* **PROBLEM TO WORK ON**
Transcribe every line of the listing below without any deviation.

[Structured figure records]
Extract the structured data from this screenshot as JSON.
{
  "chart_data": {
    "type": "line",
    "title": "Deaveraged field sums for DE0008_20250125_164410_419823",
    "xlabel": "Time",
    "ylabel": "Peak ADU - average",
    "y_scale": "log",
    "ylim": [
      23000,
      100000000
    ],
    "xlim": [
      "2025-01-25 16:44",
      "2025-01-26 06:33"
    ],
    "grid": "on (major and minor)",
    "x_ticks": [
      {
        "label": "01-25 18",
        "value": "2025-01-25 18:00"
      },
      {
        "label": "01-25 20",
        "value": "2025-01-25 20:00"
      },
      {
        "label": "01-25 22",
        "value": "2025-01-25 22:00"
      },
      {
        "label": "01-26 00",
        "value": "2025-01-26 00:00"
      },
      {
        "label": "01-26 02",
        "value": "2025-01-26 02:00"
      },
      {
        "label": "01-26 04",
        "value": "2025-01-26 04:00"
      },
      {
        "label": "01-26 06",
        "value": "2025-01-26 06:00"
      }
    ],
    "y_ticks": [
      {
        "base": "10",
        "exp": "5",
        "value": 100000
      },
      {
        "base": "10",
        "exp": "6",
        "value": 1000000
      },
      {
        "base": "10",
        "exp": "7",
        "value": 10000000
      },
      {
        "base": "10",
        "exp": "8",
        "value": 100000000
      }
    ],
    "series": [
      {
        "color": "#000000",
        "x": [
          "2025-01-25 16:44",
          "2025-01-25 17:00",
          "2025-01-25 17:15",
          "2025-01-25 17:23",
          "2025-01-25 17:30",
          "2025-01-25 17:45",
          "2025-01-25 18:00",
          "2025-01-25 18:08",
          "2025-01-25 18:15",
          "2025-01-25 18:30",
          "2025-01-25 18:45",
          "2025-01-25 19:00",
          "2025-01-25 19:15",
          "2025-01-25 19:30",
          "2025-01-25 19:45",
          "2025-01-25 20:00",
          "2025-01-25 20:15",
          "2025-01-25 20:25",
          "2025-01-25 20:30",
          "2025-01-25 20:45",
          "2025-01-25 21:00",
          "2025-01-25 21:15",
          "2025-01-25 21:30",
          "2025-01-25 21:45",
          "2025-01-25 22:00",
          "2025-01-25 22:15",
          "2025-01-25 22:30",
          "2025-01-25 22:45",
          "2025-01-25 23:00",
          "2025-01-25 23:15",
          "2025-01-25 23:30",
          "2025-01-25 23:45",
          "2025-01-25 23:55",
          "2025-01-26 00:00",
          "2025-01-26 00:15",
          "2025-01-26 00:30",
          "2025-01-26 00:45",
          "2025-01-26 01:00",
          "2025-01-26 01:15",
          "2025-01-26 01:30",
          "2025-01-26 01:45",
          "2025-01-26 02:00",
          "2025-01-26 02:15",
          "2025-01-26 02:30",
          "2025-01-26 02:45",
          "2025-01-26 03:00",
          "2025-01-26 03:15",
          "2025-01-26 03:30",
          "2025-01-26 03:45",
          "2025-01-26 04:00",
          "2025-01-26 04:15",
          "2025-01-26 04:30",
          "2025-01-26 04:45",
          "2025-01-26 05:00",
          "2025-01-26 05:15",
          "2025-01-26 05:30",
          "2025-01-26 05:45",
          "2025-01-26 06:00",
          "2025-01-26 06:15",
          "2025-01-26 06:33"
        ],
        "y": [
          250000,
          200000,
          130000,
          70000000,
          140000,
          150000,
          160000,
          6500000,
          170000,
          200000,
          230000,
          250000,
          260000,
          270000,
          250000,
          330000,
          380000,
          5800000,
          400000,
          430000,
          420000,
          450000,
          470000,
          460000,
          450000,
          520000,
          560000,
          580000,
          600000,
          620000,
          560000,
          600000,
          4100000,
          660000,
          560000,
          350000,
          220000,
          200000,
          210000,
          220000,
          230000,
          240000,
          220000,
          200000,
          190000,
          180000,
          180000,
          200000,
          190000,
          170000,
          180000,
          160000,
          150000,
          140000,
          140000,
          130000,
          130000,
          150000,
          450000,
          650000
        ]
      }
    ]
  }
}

* **RESULT OF THE TASK**
Extract the structured data from this screenshot as JSON.
{
  "chart_data": {
    "type": "line",
    "title": "Deaveraged field sums for DE0008_20250125_164410_419823",
    "xlabel": "Time",
    "ylabel": "Peak ADU - average",
    "y_scale": "log",
    "ylim": [
      23000,
      100000000
    ],
    "xlim": [
      "2025-01-25 16:44",
      "2025-01-26 06:33"
    ],
    "grid": "on (major and minor)",
    "x_ticks": [
      {
        "label": "01-25 18",
        "value": "2025-01-25 18:00"
      },
      {
        "label": "01-25 20",
        "value": "2025-01-25 20:00"
      },
      {
        "label": "01-25 22",
        "value": "2025-01-25 22:00"
      },
      {
        "label": "01-26 00",
        "value": "2025-01-26 00:00"
      },
      {
        "label": "01-26 02",
        "value": "2025-01-26 02:00"
      },
      {
        "label": "01-26 04",
        "value": "2025-01-26 04:00"
      },
      {
        "label": "01-26 06",
        "value": "2025-01-26 06:00"
      }
    ],
    "y_ticks": [
      {
        "base": "10",
        "exp": "5",
        "value": 100000
      },
      {
        "base": "10",
        "exp": "6",
        "value": 1000000
      },
      {
        "base": "10",
        "exp": "7",
        "value": 10000000
      },
      {
        "base": "10",
        "exp": "8",
        "value": 100000000
      }
    ],
    "series": [
      {
        "color": "#000000",
        "x": [
          "2025-01-25 16:44",
          "2025-01-25 17:00",
          "2025-01-25 17:15",
          "2025-01-25 17:23",
          "2025-01-25 17:30",
          "2025-01-25 17:45",
          "2025-01-25 18:00",
          "2025-01-25 18:08",
          "2025-01-25 18:15",
          "2025-01-25 18:30",
          "2025-01-25 18:45",
          "2025-01-25 19:00",
          "2025-01-25 19:15",
          "2025-01-25 19:30",
          "2025-01-25 19:45",
          "2025-01-25 20:00",
          "2025-01-25 20:15",
          "2025-01-25 20:25",
          "2025-01-25 20:30",
          "2025-01-25 20:45",
          "2025-01-25 21:00",
          "2025-01-25 21:15",
          "2025-01-25 21:30",
          "2025-01-25 21:45",
          "2025-01-25 22:00",
          "2025-01-25 22:15",
          "2025-01-25 22:30",
          "2025-01-25 22:45",
          "2025-01-25 23:00",
          "2025-01-25 23:15",
          "2025-01-25 23:30",
          "2025-01-25 23:45",
          "2025-01-25 23:55",
          "2025-01-26 00:00",
          "2025-01-26 00:15",
          "2025-01-26 00:30",
          "2025-01-26 00:45",
          "2025-01-26 01:00",
          "2025-01-26 01:15",
          "2025-01-26 01:30",
          "2025-01-26 01:45",
          "2025-01-26 02:00",
          "2025-01-26 02:15",
          "2025-01-26 02:30",
          "2025-01-26 02:45",
          "2025-01-26 03:00",
          "2025-01-26 03:15",
          "2025-01-26 03:30",
          "2025-01-26 03:45",
          "2025-01-26 04:00",
          "2025-01-26 04:15",
          "2025-01-26 04:30",
          "2025-01-26 04:45",
          "2025-01-26 05:00",
          "2025-01-26 05:15",
          "2025-01-26 05:30",
          "2025-01-26 05:45",
          "2025-01-26 06:00",
          "2025-01-26 06:15",
          "2025-01-26 06:33"
        ],
        "y": [
          250000,
          200000,
          130000,
          70000000,
          140000,
          150000,
          160000,
          6500000,
          170000,
          200000,
          230000,
          250000,
          260000,
          270000,
          250000,
          330000,
          380000,
          5800000,
          400000,
          430000,
          420000,
          450000,
          470000,
          460000,
          450000,
          520000,
          560000,
          580000,
          600000,
          620000,
          560000,
          600000,
          4100000,
          660000,
          560000,
          350000,
          220000,
          200000,
          210000,
          220000,
          230000,
          240000,
          220000,
          200000,
          190000,
          180000,
          180000,
          200000,
          190000,
          170000,
          180000,
          160000,
          150000,
          140000,
          140000,
          130000,
          130000,
          150000,
          450000,
          650000
        ]
      }
    ]
  }
}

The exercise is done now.